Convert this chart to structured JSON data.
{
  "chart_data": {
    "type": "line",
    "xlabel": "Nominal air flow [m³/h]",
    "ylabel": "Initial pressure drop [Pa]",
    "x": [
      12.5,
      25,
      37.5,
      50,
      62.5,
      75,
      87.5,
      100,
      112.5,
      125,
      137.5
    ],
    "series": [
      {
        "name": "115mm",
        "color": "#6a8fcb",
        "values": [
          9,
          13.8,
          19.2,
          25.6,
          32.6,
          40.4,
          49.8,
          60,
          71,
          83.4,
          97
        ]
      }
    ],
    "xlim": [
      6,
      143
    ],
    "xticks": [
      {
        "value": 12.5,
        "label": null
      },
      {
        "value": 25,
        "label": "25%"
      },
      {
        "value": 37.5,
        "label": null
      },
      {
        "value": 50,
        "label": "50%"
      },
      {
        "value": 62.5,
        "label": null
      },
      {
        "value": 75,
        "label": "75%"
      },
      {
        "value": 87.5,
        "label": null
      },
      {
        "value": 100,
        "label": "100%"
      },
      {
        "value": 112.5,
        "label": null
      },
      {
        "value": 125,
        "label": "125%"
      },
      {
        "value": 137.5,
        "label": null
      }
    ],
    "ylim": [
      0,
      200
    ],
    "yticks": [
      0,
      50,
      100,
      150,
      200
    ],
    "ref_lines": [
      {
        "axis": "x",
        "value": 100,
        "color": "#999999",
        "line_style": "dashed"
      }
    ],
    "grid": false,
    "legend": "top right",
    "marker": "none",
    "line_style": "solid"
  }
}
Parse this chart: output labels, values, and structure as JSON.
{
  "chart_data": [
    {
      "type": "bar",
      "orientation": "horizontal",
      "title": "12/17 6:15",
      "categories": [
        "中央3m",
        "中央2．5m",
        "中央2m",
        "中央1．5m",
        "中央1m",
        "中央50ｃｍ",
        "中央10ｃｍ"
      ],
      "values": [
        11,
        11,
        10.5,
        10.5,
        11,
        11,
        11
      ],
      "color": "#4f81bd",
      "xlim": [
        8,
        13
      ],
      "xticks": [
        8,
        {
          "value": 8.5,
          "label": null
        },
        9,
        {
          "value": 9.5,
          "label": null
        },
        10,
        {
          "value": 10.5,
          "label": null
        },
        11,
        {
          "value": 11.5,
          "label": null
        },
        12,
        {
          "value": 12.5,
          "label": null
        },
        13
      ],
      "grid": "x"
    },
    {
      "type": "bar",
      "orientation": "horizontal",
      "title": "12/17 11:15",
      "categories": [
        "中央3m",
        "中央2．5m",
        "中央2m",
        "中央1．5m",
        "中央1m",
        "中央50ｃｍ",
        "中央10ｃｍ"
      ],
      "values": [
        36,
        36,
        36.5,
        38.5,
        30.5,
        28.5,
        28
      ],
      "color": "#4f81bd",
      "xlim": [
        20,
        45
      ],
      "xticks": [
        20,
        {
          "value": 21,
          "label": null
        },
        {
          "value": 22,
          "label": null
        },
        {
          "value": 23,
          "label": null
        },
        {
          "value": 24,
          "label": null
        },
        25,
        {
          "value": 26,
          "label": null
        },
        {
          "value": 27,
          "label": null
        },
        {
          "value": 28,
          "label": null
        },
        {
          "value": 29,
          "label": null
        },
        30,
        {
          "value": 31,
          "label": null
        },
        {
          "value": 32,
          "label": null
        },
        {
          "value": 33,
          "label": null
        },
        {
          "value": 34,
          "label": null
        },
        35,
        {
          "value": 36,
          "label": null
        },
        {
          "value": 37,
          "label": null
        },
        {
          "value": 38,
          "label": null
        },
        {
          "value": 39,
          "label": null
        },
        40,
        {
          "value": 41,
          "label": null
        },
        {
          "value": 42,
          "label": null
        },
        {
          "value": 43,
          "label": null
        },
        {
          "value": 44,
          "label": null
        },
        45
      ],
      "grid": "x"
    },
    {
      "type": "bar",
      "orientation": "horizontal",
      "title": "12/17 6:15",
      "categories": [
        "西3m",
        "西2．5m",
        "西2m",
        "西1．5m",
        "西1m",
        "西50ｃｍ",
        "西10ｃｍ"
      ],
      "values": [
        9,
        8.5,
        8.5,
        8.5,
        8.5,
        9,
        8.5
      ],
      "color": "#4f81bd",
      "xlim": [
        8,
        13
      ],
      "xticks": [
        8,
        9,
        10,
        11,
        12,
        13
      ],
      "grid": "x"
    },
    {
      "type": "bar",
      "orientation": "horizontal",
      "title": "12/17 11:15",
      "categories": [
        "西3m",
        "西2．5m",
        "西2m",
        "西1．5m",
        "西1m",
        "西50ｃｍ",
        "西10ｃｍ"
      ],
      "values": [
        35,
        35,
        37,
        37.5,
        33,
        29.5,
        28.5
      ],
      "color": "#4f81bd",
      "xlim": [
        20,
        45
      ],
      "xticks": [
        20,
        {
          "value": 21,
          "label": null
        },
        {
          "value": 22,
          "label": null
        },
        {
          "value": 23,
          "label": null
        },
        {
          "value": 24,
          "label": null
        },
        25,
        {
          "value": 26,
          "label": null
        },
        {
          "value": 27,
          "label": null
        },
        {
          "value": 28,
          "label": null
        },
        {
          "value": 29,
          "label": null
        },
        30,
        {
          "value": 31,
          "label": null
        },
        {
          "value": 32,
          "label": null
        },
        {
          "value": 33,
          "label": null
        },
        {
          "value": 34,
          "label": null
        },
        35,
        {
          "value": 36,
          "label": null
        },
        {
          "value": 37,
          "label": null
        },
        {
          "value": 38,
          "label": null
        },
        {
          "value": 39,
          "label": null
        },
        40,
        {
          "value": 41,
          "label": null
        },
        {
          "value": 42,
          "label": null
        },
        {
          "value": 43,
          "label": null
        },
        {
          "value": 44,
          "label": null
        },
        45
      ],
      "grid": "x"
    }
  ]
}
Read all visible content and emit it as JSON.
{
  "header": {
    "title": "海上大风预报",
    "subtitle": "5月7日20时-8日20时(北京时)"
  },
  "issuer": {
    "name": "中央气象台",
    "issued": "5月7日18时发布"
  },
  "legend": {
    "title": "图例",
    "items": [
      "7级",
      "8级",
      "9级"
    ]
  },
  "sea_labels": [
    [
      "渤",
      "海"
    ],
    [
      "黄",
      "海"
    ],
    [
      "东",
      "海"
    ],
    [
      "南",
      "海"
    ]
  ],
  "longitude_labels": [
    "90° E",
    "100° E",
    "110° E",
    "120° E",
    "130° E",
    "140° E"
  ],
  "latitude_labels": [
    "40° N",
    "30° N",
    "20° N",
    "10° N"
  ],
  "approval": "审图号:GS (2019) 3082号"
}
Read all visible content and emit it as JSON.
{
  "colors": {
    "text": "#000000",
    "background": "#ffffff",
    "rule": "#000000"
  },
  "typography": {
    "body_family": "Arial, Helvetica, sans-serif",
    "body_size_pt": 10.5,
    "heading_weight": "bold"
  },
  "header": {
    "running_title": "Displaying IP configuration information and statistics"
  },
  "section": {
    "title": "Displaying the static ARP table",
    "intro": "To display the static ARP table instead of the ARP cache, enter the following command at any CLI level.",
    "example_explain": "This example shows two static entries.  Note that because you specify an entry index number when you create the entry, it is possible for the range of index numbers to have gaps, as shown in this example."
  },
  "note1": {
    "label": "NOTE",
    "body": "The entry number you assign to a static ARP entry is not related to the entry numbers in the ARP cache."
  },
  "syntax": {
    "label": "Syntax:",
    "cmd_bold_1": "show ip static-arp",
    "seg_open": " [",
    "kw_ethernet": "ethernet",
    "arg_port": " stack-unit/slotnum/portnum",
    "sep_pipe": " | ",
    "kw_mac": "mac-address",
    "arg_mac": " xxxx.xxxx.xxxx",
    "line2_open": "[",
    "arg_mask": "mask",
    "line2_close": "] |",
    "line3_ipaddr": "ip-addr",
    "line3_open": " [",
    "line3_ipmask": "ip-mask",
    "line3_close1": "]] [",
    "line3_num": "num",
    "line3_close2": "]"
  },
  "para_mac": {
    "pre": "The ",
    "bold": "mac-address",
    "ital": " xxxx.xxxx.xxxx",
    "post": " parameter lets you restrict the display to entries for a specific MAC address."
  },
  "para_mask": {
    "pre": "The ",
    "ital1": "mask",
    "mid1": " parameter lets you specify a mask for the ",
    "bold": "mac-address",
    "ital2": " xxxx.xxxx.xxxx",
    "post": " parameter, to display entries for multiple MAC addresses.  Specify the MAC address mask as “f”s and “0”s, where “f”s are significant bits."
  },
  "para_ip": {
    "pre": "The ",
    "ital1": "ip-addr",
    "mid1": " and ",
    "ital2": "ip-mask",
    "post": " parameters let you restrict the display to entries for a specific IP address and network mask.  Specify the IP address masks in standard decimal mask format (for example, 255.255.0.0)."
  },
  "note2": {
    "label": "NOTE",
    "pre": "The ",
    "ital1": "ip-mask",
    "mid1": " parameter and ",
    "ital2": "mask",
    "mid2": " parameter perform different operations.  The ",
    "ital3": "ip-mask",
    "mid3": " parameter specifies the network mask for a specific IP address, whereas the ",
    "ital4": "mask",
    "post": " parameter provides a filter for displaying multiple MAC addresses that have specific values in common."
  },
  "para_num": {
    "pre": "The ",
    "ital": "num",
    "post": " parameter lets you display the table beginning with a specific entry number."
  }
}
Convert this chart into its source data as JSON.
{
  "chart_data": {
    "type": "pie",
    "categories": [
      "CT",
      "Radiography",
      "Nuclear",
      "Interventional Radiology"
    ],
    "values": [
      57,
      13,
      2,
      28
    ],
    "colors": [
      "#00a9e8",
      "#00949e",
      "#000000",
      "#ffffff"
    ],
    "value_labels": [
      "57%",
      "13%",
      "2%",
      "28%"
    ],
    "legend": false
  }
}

************

- [Exercise]
Read the entries and pick out all lines that include the word "entry".

- [Solved problem]
    "example_explain": "This example shows two static entries.  Note that because you specify an entry index number when you create the entry, it is possible for the range of index numbers to have gaps, as shown in this example."
    "body": "The entry number you assign to a static ARP entry is not related to the entry numbers in the ARP cache."
    "post": " parameter lets you display the table beginning with a specific entry number."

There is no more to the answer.